Exercise brief – Each entry below must be repeated word for word.

Excerpts from a figure dataset
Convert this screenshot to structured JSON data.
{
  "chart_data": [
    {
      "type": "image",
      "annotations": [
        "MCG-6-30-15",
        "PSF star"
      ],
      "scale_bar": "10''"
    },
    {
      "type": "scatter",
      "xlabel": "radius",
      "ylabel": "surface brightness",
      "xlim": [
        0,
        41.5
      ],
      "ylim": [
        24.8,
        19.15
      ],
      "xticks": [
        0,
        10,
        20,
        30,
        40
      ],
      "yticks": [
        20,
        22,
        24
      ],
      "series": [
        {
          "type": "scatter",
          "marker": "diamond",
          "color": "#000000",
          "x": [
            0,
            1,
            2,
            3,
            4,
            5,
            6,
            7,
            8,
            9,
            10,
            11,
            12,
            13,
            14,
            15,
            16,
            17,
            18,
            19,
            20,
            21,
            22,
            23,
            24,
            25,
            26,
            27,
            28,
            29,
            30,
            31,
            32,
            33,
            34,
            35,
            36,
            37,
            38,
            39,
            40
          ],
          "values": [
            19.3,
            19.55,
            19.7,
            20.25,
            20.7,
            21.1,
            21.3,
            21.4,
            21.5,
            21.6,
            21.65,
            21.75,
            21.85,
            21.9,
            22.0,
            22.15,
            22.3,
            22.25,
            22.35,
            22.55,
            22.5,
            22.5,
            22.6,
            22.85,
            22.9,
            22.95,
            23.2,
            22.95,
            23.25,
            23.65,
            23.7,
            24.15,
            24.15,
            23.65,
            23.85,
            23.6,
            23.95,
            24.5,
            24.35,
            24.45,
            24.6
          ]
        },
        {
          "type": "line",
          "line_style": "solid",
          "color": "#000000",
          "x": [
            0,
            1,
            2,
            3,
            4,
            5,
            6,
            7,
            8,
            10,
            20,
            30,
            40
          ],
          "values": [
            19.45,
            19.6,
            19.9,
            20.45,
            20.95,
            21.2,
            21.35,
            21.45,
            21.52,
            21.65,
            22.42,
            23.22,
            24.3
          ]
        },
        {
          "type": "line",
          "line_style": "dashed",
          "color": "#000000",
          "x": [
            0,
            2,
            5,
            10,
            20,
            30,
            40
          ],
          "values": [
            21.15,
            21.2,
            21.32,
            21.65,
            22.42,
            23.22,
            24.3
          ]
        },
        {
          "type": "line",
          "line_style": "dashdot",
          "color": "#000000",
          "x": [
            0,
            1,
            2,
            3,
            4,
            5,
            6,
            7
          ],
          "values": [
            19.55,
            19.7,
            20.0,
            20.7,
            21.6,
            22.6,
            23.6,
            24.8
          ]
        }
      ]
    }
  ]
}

Solution to the exercise –
Convert this screenshot to structured JSON data.
{
  "chart_data": [
    {
      "type": "image",
      "annotations": [
        "MCG-6-30-15",
        "PSF star"
      ],
      "scale_bar": "10''"
    },
    {
      "type": "scatter",
      "xlabel": "radius",
      "ylabel": "surface brightness",
      "xlim": [
        0,
        41.5
      ],
      "ylim": [
        24.8,
        19.15
      ],
      "xticks": [
        0,
        10,
        20,
        30,
        40
      ],
      "yticks": [
        20,
        22,
        24
      ],
      "series": [
        {
          "type": "scatter",
          "marker": "diamond",
          "color": "#000000",
          "x": [
            0,
            1,
            2,
            3,
            4,
            5,
            6,
            7,
            8,
            9,
            10,
            11,
            12,
            13,
            14,
            15,
            16,
            17,
            18,
            19,
            20,
            21,
            22,
            23,
            24,
            25,
            26,
            27,
            28,
            29,
            30,
            31,
            32,
            33,
            34,
            35,
            36,
            37,
            38,
            39,
            40
          ],
          "values": [
            19.3,
            19.55,
            19.7,
            20.25,
            20.7,
            21.1,
            21.3,
            21.4,
            21.5,
            21.6,
            21.65,
            21.75,
            21.85,
            21.9,
            22.0,
            22.15,
            22.3,
            22.25,
            22.35,
            22.55,
            22.5,
            22.5,
            22.6,
            22.85,
            22.9,
            22.95,
            23.2,
            22.95,
            23.25,
            23.65,
            23.7,
            24.15,
            24.15,
            23.65,
            23.85,
            23.6,
            23.95,
            24.5,
            24.35,
            24.45,
            24.6
          ]
        },
        {
          "type": "line",
          "line_style": "solid",
          "color": "#000000",
          "x": [
            0,
            1,
            2,
            3,
            4,
            5,
            6,
            7,
            8,
            10,
            20,
            30,
            40
          ],
          "values": [
            19.45,
            19.6,
            19.9,
            20.45,
            20.95,
            21.2,
            21.35,
            21.45,
            21.52,
            21.65,
            22.42,
            23.22,
            24.3
          ]
        },
        {
          "type": "line",
          "line_style": "dashed",
          "color": "#000000",
          "x": [
            0,
            2,
            5,
            10,
            20,
            30,
            40
          ],
          "values": [
            21.15,
            21.2,
            21.32,
            21.65,
            22.42,
            23.22,
            24.3
          ]
        },
        {
          "type": "line",
          "line_style": "dashdot",
          "color": "#000000",
          "x": [
            0,
            1,
            2,
            3,
            4,
            5,
            6,
            7
          ],
          "values": [
            19.55,
            19.7,
            20.0,
            20.7,
            21.6,
            22.6,
            23.6,
            24.8
          ]
        }
      ]
    }
  ]
}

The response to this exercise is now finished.